» Written problem 1:
Rewrite the stretch of the torque lab worksheet from "In this activity, you" through "observe what happens.", changing "see-saw" to "teeter-totter".
» Written problem 2:
Write the next part of the torque lab worksheet, picking up right after its final sentence.

» Source document:
Name:________________________________



Name:________________________________

Exploring Torque Lab on

"Give me a place to stand and a lever long enough and I will move the world."

In his famous quote, Archimedes failed to mention one important detail. Even with a gigantic lever and a fulcrum, Archimedes would have needed a very long time to move the Earth because of its enormous inertia.

In this activity, you will balance a see-saw by positioning various masses on a bar.

1. In the Gizmo™, check that the Mass of bar = 0.0, and the Number of objects is 2. (To quickly set a slider to a number, type the number to the right of the slider and hit Enter.) Then, turn on the Show ruler checkbox. Note the positions of the objects on the see-saw and the position of the fulcrum (the brown triangle). To move any object, just click on it and drag to the left or right. After you move the objects, click Release and observe what happens.

1. Click Reset. Drag object A to the left and position it at -2.0 meters. Click and drag object B to 1.5 meters. Based on the mass and position of each object, which side of the see-saw do you think will fall down? Click Release and observe.

2. Click Reset. Experiment with placing the two objects in different locations on the bar and releasing it until you find a location where the see-saw remains balanced when the supports are released.

3. On a separate sheet of paper, create a table like the one below. Leave the last column heading blank for now.

[pic]

In the first row, record the location and mass of object A. (Remember to include the negative sign in the location.) In the second row, record the location and mass of object B. Leave the last column blank. What is the relationship between the location of object A and the location of object B?

4. Click Reset. Without changing the mass of object A or B (and keeping the same fulcrum position), try to find a different balanced situation. When balance is achieved, record the masses and locations of the two objects in the next two rows of your data table.

» Data shown:
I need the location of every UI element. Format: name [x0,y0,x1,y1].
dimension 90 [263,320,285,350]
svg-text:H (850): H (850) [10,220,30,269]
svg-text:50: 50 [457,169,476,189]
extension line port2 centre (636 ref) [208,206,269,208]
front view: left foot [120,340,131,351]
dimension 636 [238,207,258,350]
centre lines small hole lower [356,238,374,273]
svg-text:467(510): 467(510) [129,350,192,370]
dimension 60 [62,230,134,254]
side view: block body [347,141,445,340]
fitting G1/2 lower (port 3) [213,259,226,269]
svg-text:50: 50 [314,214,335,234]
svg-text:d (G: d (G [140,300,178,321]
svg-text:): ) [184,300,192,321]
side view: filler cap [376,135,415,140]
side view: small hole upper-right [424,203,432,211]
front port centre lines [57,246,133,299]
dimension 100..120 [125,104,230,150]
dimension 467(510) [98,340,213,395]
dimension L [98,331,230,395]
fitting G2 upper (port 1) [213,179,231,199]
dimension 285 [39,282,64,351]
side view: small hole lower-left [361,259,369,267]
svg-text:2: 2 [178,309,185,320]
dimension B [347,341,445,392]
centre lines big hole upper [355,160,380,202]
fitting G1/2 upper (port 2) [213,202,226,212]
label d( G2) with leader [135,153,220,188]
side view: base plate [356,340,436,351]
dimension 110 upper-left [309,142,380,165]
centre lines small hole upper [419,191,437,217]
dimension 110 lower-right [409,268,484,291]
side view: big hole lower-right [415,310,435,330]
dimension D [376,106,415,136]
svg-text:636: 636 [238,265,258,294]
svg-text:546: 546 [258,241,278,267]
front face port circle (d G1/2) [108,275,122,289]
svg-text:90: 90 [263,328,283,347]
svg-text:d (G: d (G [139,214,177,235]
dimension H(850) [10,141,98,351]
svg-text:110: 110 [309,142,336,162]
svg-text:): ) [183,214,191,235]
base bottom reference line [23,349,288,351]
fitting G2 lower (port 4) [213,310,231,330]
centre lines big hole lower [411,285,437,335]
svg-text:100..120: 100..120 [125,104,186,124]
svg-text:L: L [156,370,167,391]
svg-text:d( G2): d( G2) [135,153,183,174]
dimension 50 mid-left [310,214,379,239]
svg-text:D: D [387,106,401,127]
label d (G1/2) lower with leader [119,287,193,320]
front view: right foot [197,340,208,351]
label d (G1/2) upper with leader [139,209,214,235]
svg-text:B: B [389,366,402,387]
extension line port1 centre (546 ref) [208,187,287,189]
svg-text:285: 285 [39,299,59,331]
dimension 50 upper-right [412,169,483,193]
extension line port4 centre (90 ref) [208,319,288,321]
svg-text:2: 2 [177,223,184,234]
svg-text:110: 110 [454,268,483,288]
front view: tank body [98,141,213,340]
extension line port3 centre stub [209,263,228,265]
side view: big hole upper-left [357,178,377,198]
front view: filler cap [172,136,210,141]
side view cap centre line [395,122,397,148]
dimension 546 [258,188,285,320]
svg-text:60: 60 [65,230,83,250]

» Written reply 1:
In this activity, you will balance a teeter-totter by positioning various masses on a bar.

1. In the Gizmo™, check that the Mass of bar = 0.0, and the Number of objects is 2. (To quickly set a slider to a number, type the number to the right of the slider and hit Enter.) Then, turn on the Show ruler checkbox. Note the positions of the objects on the teeter-totter and the position of the fulcrum (the brown triangle). To move any object, just click on it and drag to the left or right. After you move the objects, click Release and observe what happens.

» Written reply 2:
5. Examine the data shown in your table. What pattern do you see? When object B is twice as massive as object A, what do you notice about their locations in a balanced situation?

6. Click Reset. With the fulcrum at 0.0 m, set the Mass of object B to 3 kg and move object A to −1.5 m. What location of object B will balance object A? Make a hypothesis and test it using the Gizmo. When you have achieved balance, record the results in your data table.

7. Summarize your observations so far with a general rule. Given a mass of object A and a different mass of object B, how can the objects be positioned so that they balance? Discuss your ideas with your classmates if possible.

2. Objects that rotate around an axis, such as a fulcrum, obey a set of laws that are analogous to Newton's laws of motion. For these equations, torque is equivalent to force. The equation for torque is τ = r × F, where F is the force that causes rotation and r is the distance between that force and the axis of rotation, or fulcrum. In this Gizmo, the force of gravity on each object causes the rotation. The force on a particular object can be calculated using the equation F = mg, where g is the gravitational acceleration on Earth (g = 9.81 m/s2).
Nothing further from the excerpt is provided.